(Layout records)
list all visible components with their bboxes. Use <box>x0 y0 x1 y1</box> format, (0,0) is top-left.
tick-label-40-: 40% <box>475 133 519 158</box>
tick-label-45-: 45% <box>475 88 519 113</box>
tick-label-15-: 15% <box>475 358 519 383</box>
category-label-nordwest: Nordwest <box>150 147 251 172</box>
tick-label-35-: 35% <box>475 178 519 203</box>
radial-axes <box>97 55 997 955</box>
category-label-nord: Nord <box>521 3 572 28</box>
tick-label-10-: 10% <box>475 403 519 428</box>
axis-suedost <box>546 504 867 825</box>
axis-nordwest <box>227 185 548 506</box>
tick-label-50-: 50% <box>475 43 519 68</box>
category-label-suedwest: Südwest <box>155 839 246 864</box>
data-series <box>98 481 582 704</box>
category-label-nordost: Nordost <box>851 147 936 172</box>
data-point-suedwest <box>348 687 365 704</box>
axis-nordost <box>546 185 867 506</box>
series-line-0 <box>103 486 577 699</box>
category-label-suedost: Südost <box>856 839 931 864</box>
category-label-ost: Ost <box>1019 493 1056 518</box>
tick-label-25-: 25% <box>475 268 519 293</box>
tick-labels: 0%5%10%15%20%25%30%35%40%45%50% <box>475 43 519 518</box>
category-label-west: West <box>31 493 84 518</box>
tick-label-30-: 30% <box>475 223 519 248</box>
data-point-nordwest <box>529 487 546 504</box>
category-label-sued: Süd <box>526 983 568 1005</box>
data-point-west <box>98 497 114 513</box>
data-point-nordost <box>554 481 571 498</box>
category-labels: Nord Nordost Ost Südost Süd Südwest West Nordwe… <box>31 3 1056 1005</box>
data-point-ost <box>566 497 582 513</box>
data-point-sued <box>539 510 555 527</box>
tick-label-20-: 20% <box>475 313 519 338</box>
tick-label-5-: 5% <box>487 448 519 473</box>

◆ EXERCISE OBJECTIVE ◆
Lay out the data from its first line through the line containing "category-label-sued: Süd <box>526", inclusive, as a JSON list of strings with one string per line. Leave out any blank lines.

◆ FULL OUTPUT ◆
[
  "list all visible components with their bboxes. Use <box>x0 y0 x1 y1</box> format, (0,0) is top-left.",
  "tick-label-40-: 40% <box>475 133 519 158</box>",
  "tick-label-45-: 45% <box>475 88 519 113</box>",
  "tick-label-15-: 15% <box>475 358 519 383</box>",
  "category-label-nordwest: Nordwest <box>150 147 251 172</box>",
  "tick-label-35-: 35% <box>475 178 519 203</box>",
  "radial-axes <box>97 55 997 955</box>",
  "category-label-nord: Nord <box>521 3 572 28</box>",
  "tick-label-10-: 10% <box>475 403 519 428</box>",
  "axis-suedost <box>546 504 867 825</box>",
  "axis-nordwest <box>227 185 548 506</box>",
  "tick-label-50-: 50% <box>475 43 519 68</box>",
  "category-label-suedwest: Südwest <box>155 839 246 864</box>",
  "data-series <box>98 481 582 704</box>",
  "category-label-nordost: Nordost <box>851 147 936 172</box>",
  "data-point-suedwest <box>348 687 365 704</box>",
  "axis-nordost <box>546 185 867 506</box>",
  "series-line-0 <box>103 486 577 699</box>",
  "category-label-suedost: Südost <box>856 839 931 864</box>",
  "category-label-ost: Ost <box>1019 493 1056 518</box>",
  "tick-label-25-: 25% <box>475 268 519 293</box>",
  "tick-labels: 0%5%10%15%20%25%30%35%40%45%50% <box>475 43 519 518</box>",
  "category-label-west: West <box>31 493 84 518</box>",
  "tick-label-30-: 30% <box>475 223 519 248</box>",
  "data-point-nordwest <box>529 487 546 504</box>",
  "category-label-sued: Süd <box>526 983 568 1005</box>"
]